[[ DATA RECORDS, beginning ]]

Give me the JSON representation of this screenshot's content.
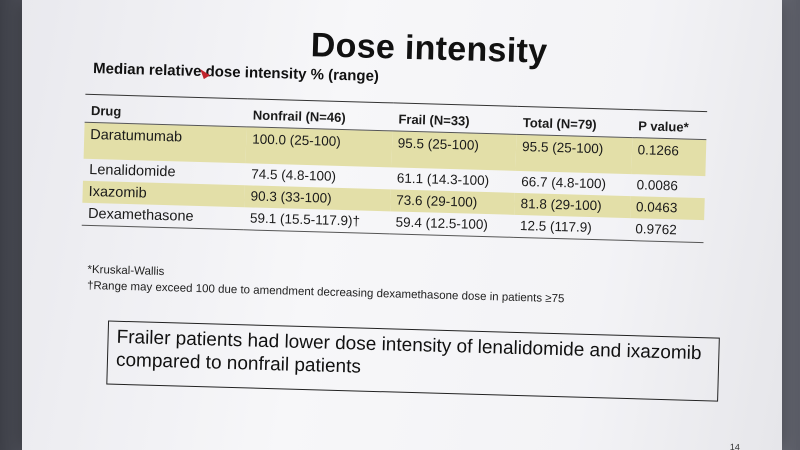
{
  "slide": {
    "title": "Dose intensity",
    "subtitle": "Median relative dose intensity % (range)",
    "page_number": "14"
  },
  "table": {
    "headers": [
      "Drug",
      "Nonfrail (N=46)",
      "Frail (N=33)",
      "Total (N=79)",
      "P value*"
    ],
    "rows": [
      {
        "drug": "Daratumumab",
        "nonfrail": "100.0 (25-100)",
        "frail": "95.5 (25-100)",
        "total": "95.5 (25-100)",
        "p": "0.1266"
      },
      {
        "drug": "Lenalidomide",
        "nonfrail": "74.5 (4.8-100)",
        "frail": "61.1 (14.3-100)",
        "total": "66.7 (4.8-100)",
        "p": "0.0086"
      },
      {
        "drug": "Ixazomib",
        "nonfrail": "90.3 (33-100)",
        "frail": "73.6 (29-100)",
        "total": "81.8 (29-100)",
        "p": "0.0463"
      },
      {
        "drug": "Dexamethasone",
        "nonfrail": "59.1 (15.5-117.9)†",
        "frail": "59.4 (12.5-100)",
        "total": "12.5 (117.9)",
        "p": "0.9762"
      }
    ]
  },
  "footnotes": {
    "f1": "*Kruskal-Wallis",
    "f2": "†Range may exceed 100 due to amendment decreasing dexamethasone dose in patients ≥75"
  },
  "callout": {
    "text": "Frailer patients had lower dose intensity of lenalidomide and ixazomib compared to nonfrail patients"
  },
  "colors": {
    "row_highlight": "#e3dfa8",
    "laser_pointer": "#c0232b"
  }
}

[[ DATA RECORDS, end ]]
[[ DATA RECORDS, beginning ]]

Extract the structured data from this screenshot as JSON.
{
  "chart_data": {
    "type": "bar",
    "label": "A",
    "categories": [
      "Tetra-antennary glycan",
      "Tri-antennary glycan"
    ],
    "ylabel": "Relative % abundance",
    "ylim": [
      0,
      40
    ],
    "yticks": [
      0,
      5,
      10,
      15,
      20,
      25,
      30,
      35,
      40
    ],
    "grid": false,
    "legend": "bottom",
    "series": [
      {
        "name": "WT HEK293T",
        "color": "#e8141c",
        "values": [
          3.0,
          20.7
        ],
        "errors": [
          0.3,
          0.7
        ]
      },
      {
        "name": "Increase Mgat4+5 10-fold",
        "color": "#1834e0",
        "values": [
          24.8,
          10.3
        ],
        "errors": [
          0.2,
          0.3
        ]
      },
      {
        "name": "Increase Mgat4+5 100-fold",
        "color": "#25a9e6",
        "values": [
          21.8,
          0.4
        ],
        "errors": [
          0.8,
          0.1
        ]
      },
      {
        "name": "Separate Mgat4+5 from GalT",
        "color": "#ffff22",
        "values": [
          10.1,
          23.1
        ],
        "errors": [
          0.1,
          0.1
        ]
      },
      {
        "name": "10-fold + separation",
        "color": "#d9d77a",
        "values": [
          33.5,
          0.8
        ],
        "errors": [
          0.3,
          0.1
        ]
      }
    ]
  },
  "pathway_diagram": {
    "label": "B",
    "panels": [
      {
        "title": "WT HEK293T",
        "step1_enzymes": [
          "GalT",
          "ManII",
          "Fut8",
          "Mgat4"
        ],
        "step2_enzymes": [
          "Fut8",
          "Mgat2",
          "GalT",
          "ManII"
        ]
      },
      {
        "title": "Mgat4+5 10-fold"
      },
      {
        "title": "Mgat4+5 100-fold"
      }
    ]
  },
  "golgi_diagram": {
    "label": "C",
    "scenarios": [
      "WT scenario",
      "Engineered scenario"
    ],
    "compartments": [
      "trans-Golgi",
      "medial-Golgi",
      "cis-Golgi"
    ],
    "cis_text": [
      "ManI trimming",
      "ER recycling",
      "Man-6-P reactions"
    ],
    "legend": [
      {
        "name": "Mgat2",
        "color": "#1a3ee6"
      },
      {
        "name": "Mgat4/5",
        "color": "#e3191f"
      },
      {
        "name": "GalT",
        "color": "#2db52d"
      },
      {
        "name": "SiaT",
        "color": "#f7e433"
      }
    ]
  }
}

[[ DATA RECORDS, end ]]

WHAT THIS TASK INVOLVES:
Out of the preceding entries, pull every line containing the string "patients".

EXERCISE ANSWER:
    "f2": "†Range may exceed 100 due to amendment decreasing dexamethasone dose in patients ≥75"
    "text": "Frailer patients had lower dose intensity of lenalidomide and ixazomib compared to nonfrail patients"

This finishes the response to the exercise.